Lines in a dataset
##########
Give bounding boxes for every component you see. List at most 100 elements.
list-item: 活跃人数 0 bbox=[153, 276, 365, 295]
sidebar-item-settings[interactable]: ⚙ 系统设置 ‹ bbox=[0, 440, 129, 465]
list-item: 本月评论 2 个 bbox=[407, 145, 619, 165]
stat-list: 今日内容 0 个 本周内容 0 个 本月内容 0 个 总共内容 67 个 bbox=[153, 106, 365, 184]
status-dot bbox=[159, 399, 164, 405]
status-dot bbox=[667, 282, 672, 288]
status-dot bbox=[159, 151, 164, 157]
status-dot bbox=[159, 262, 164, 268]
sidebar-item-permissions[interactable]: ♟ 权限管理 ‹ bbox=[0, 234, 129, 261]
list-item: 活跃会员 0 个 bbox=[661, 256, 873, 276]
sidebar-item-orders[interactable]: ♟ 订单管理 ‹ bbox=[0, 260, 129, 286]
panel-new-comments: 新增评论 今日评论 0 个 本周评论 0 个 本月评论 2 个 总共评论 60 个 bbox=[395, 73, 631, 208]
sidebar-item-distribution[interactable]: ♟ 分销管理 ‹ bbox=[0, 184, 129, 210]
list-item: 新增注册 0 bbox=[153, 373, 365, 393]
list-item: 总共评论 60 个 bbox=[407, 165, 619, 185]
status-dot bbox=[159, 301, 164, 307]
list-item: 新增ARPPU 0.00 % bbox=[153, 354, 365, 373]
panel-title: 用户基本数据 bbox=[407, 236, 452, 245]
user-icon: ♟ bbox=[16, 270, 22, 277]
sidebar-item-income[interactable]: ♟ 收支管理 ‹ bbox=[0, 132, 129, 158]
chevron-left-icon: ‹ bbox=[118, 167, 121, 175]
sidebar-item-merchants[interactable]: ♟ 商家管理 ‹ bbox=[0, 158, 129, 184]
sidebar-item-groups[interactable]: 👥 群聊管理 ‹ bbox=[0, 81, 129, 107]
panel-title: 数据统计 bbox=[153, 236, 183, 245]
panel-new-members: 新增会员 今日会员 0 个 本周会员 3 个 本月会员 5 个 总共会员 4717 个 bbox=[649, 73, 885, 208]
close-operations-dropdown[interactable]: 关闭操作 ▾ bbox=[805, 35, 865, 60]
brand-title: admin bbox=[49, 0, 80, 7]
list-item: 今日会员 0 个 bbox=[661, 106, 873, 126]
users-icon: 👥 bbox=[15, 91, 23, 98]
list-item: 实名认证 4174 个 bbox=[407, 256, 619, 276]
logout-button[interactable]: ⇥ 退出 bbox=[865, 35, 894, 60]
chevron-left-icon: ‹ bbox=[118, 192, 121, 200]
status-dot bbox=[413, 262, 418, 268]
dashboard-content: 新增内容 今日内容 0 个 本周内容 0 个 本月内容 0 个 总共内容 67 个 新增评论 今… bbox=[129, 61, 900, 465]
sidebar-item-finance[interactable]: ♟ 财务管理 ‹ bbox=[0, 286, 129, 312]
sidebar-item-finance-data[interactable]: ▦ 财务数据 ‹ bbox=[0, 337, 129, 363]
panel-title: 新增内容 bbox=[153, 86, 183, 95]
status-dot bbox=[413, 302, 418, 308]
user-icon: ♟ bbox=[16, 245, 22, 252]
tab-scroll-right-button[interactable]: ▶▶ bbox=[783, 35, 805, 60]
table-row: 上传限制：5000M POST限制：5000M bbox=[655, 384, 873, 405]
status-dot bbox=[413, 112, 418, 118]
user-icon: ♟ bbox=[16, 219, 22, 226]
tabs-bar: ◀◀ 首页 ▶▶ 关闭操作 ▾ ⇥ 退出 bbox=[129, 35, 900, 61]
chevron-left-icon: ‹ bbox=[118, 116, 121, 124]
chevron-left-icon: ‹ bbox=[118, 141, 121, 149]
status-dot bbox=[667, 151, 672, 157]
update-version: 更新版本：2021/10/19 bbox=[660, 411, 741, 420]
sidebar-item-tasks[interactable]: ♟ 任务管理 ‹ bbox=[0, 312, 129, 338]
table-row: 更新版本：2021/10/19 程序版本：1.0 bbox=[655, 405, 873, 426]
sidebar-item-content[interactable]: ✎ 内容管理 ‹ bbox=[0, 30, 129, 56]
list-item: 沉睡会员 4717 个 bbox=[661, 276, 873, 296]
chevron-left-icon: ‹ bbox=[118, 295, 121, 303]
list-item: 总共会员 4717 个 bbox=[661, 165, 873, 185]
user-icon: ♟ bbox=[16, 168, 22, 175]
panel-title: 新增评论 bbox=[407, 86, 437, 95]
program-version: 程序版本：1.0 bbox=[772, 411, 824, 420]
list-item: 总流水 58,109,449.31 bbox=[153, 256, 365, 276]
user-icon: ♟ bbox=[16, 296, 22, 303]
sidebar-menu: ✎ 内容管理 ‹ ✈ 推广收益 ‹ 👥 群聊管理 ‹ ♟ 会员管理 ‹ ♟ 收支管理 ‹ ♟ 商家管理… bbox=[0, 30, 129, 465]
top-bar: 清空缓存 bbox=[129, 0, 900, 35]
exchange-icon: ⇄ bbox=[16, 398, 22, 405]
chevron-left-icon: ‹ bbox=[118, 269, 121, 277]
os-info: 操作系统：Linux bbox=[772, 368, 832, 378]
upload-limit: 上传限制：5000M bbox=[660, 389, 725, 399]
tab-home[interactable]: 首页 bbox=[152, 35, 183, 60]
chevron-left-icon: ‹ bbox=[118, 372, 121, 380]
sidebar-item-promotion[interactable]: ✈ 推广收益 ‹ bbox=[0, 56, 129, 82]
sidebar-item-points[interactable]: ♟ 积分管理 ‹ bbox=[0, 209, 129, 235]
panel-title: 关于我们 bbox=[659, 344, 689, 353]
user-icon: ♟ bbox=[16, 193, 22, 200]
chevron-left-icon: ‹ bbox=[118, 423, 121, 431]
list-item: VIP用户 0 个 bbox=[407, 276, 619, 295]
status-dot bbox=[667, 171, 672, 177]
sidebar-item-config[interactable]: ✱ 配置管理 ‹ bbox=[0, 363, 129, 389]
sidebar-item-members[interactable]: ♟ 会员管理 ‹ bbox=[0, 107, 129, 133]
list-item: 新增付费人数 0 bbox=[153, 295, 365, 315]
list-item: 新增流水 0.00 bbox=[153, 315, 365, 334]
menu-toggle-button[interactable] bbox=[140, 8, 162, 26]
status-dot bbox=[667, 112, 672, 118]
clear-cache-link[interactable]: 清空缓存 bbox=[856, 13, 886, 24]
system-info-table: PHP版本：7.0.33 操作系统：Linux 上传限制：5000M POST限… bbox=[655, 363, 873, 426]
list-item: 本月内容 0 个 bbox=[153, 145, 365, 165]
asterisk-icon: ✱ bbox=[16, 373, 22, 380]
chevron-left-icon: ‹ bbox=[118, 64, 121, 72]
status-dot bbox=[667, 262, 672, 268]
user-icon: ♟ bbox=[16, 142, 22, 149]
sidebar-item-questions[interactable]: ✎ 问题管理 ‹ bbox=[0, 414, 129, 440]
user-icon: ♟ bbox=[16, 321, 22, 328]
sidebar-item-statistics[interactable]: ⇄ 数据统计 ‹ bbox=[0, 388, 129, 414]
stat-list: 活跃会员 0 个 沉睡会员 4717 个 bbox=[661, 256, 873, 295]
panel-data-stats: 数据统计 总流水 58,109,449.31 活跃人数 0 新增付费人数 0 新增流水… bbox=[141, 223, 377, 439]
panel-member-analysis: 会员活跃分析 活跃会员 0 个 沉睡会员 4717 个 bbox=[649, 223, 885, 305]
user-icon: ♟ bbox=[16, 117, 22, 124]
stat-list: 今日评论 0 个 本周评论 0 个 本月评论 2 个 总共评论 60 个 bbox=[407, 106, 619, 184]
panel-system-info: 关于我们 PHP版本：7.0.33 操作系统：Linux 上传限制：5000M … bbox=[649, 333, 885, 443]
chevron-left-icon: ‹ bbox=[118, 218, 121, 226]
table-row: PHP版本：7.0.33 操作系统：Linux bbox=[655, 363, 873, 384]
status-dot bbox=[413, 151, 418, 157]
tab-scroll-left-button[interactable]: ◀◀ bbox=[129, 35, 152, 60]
##########
# Exercise goal
Copy out the lines word for word, starting with the very first line and going on through the line that contains "close-operations-dropdown[interactable]: 关闭操作 ▾", including that line.

# The reply
Give bounding boxes for every component you see. List at most 100 elements.
list-item: 活跃人数 0 bbox=[153, 276, 365, 295]
sidebar-item-settings[interactable]: ⚙ 系统设置 ‹ bbox=[0, 440, 129, 465]
list-item: 本月评论 2 个 bbox=[407, 145, 619, 165]
stat-list: 今日内容 0 个 本周内容 0 个 本月内容 0 个 总共内容 67 个 bbox=[153, 106, 365, 184]
status-dot bbox=[159, 399, 164, 405]
status-dot bbox=[667, 282, 672, 288]
status-dot bbox=[159, 151, 164, 157]
status-dot bbox=[159, 262, 164, 268]
sidebar-item-permissions[interactable]: ♟ 权限管理 ‹ bbox=[0, 234, 129, 261]
list-item: 活跃会员 0 个 bbox=[661, 256, 873, 276]
sidebar-item-orders[interactable]: ♟ 订单管理 ‹ bbox=[0, 260, 129, 286]
panel-new-comments: 新增评论 今日评论 0 个 本周评论 0 个 本月评论 2 个 总共评论 60 个 bbox=[395, 73, 631, 208]
sidebar-item-distribution[interactable]: ♟ 分销管理 ‹ bbox=[0, 184, 129, 210]
list-item: 新增注册 0 bbox=[153, 373, 365, 393]
list-item: 总共评论 60 个 bbox=[407, 165, 619, 185]
status-dot bbox=[159, 301, 164, 307]
list-item: 新增ARPPU 0.00 % bbox=[153, 354, 365, 373]
panel-title: 用户基本数据 bbox=[407, 236, 452, 245]
user-icon: ♟ bbox=[16, 270, 22, 277]
sidebar-item-income[interactable]: ♟ 收支管理 ‹ bbox=[0, 132, 129, 158]
chevron-left-icon: ‹ bbox=[118, 167, 121, 175]
sidebar-item-merchants[interactable]: ♟ 商家管理 ‹ bbox=[0, 158, 129, 184]
sidebar-item-groups[interactable]: 👥 群聊管理 ‹ bbox=[0, 81, 129, 107]
panel-title: 数据统计 bbox=[153, 236, 183, 245]
panel-new-members: 新增会员 今日会员 0 个 本周会员 3 个 本月会员 5 个 总共会员 4717 个 bbox=[649, 73, 885, 208]
close-operations-dropdown[interactable]: 关闭操作 ▾ bbox=[805, 35, 865, 60]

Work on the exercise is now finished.